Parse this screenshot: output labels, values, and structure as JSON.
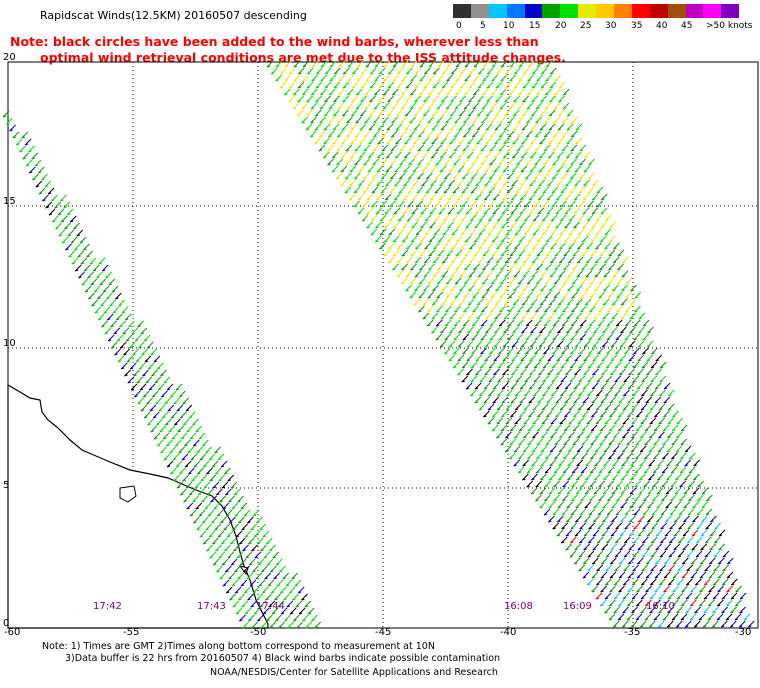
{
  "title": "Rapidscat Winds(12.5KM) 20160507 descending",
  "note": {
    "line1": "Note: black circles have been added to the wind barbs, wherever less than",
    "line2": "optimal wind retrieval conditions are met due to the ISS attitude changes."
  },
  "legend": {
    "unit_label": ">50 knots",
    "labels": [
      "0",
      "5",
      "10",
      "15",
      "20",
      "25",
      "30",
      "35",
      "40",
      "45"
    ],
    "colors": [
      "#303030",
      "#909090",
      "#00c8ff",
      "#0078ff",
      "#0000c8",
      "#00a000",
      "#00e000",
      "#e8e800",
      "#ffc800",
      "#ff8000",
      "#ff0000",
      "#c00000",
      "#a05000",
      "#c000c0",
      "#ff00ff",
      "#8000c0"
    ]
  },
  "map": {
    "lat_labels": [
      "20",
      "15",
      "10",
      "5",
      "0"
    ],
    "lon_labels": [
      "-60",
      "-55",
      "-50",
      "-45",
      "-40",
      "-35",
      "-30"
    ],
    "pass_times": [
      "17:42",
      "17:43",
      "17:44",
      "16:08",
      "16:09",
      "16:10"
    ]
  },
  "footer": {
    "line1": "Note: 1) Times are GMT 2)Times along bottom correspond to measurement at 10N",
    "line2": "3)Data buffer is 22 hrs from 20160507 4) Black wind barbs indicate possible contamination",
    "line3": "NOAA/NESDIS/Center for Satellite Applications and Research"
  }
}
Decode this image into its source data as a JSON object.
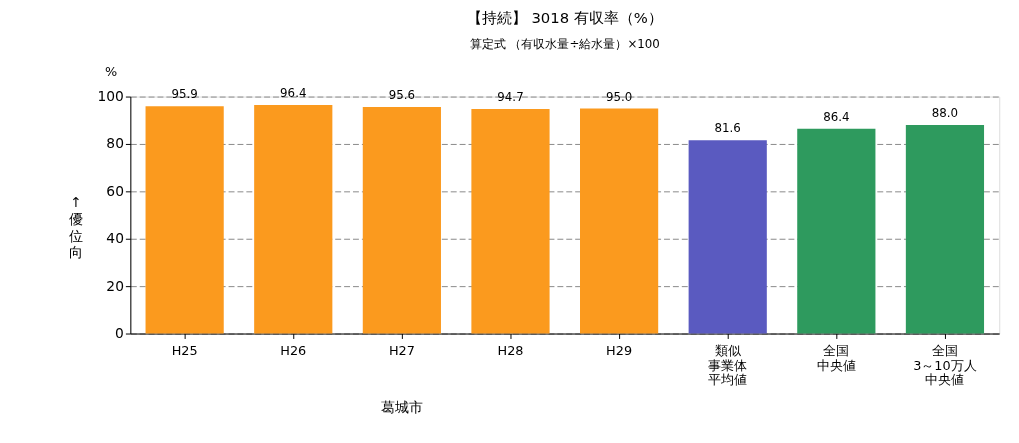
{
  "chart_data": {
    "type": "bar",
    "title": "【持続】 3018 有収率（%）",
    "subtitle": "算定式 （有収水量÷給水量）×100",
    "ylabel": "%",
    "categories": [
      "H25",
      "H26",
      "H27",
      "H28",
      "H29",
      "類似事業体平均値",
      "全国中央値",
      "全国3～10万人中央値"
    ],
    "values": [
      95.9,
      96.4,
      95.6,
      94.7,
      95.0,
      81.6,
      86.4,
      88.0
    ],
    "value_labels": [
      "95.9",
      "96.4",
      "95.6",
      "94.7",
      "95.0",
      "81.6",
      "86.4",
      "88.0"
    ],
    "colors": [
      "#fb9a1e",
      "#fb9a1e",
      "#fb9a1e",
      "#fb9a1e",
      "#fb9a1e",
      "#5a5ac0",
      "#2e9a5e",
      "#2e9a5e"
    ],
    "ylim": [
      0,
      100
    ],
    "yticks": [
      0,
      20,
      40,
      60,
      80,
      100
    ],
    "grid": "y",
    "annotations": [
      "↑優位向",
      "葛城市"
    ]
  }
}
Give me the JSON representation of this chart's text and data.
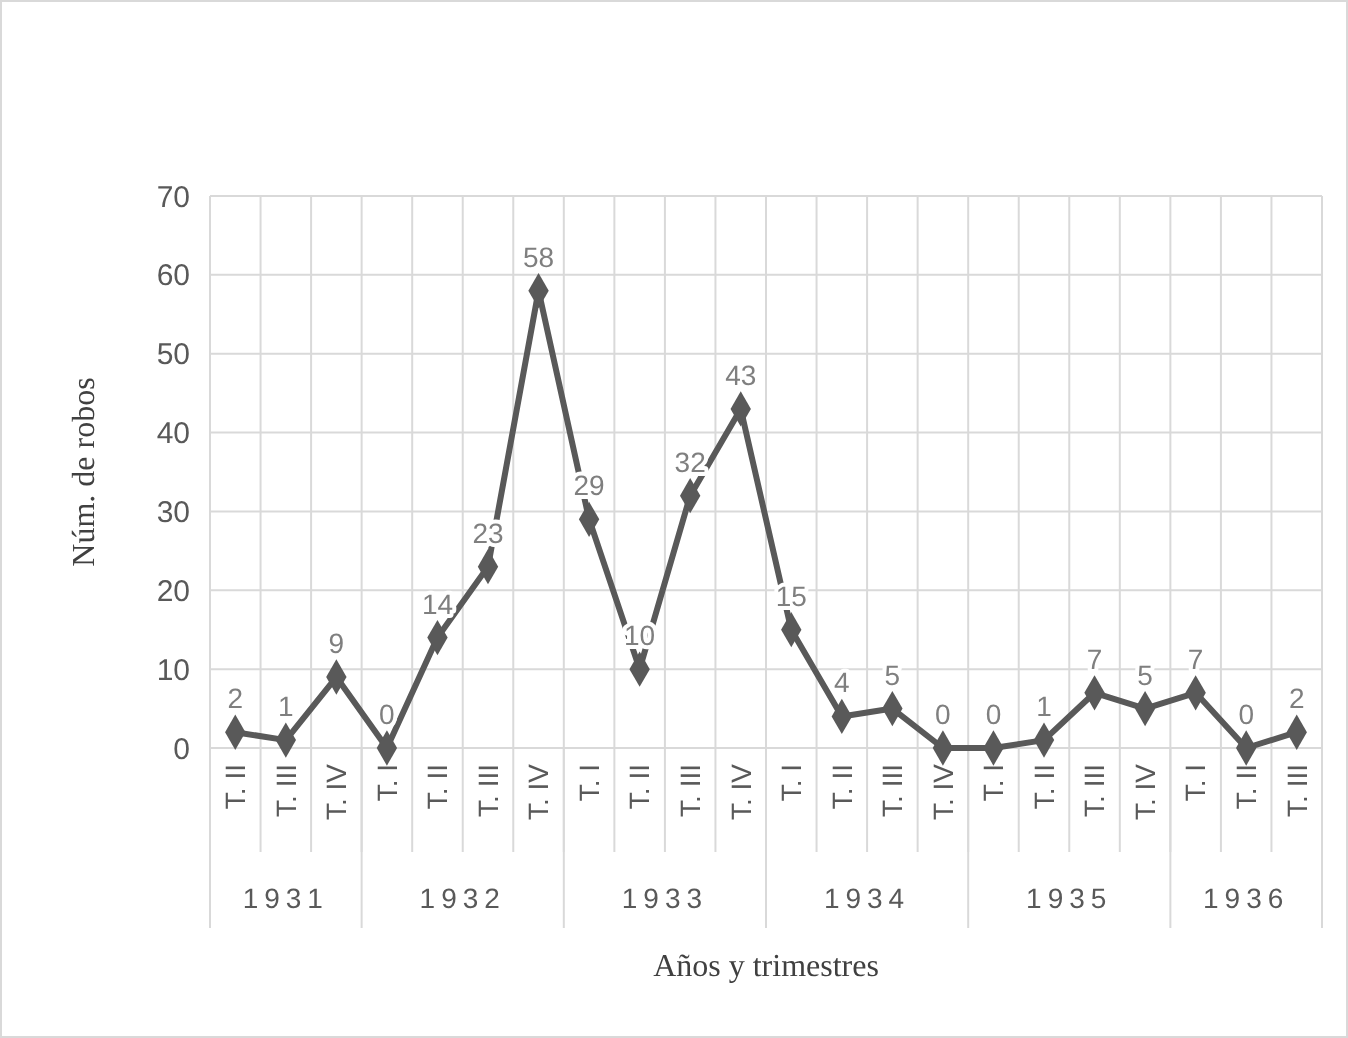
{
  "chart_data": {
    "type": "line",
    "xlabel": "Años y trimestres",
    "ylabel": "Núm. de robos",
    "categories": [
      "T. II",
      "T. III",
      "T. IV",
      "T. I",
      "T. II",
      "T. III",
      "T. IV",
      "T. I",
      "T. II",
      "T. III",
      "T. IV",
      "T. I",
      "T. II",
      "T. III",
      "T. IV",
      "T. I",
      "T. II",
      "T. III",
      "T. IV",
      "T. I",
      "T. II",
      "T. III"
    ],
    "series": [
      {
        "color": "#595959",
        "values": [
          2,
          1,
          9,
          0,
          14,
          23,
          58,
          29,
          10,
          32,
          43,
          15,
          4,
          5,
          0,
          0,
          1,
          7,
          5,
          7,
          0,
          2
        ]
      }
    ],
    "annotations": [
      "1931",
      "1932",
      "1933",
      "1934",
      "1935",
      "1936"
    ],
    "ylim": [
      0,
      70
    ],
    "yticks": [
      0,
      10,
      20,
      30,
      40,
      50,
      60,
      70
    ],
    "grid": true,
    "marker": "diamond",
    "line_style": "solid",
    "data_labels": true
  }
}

---------------

Task
Make an exact copy of all entries above, dropping the images.

Solution to the exercise
Parse this screenshot: output labels, values, and structure as JSON.
{
  "title": "Rapidscat Winds(12.5KM) 20160507 descending",
  "note": {
    "line1": "Note: black circles have been added to the wind barbs, wherever less than",
    "line2": "optimal wind retrieval conditions are met due to the ISS attitude changes."
  },
  "legend": {
    "unit_label": ">50 knots",
    "labels": [
      "0",
      "5",
      "10",
      "15",
      "20",
      "25",
      "30",
      "35",
      "40",
      "45"
    ],
    "colors": [
      "#303030",
      "#909090",
      "#00c8ff",
      "#0078ff",
      "#0000c8",
      "#00a000",
      "#00e000",
      "#e8e800",
      "#ffc800",
      "#ff8000",
      "#ff0000",
      "#c00000",
      "#a05000",
      "#c000c0",
      "#ff00ff",
      "#8000c0"
    ]
  },
  "map": {
    "lat_labels": [
      "20",
      "15",
      "10",
      "5",
      "0"
    ],
    "lon_labels": [
      "-60",
      "-55",
      "-50",
      "-45",
      "-40",
      "-35",
      "-30"
    ],
    "pass_times": [
      "17:42",
      "17:43",
      "17:44",
      "16:08",
      "16:09",
      "16:10"
    ]
  },
  "footer": {
    "line1": "Note: 1) Times are GMT 2)Times along bottom correspond to measurement at 10N",
    "line2": "3)Data buffer is 22 hrs from 20160507 4) Black wind barbs indicate possible contamination",
    "line3": "NOAA/NESDIS/Center for Satellite Applications and Research"
  }
}
Decode this image into its source data as a JSON object.
{
  "chart_data": {
    "type": "bar",
    "title": "【持続】 3018 有収率（%）",
    "subtitle": "算定式 （有収水量÷給水量）×100",
    "ylabel": "%",
    "categories": [
      "H25",
      "H26",
      "H27",
      "H28",
      "H29",
      "類似事業体平均値",
      "全国中央値",
      "全国3～10万人中央値"
    ],
    "values": [
      95.9,
      96.4,
      95.6,
      94.7,
      95.0,
      81.6,
      86.4,
      88.0
    ],
    "value_labels": [
      "95.9",
      "96.4",
      "95.6",
      "94.7",
      "95.0",
      "81.6",
      "86.4",
      "88.0"
    ],
    "colors": [
      "#fb9a1e",
      "#fb9a1e",
      "#fb9a1e",
      "#fb9a1e",
      "#fb9a1e",
      "#5a5ac0",
      "#2e9a5e",
      "#2e9a5e"
    ],
    "ylim": [
      0,
      100
    ],
    "yticks": [
      0,
      20,
      40,
      60,
      80,
      100
    ],
    "grid": "y",
    "annotations": [
      "↑優位向",
      "葛城市"
    ]
  }
}
Give me the JSON representation of this chart's text and data.
{
  "chart_data": {
    "type": "line",
    "xlabel": "Años y trimestres",
    "ylabel": "Núm. de robos",
    "categories": [
      "T. II",
      "T. III",
      "T. IV",
      "T. I",
      "T. II",
      "T. III",
      "T. IV",
      "T. I",
      "T. II",
      "T. III",
      "T. IV",
      "T. I",
      "T. II",
      "T. III",
      "T. IV",
      "T. I",
      "T. II",
      "T. III",
      "T. IV",
      "T. I",
      "T. II",
      "T. III"
    ],
    "series": [
      {
        "color": "#595959",
        "values": [
          2,
          1,
          9,
          0,
          14,
          23,
          58,
          29,
          10,
          32,
          43,
          15,
          4,
          5,
          0,
          0,
          1,
          7,
          5,
          7,
          0,
          2
        ]
      }
    ],
    "annotations": [
      "1931",
      "1932",
      "1933",
      "1934",
      "1935",
      "1936"
    ],
    "ylim": [
      0,
      70
    ],
    "yticks": [
      0,
      10,
      20,
      30,
      40,
      50,
      60,
      70
    ],
    "grid": true,
    "marker": "diamond",
    "line_style": "solid",
    "data_labels": true
  }
}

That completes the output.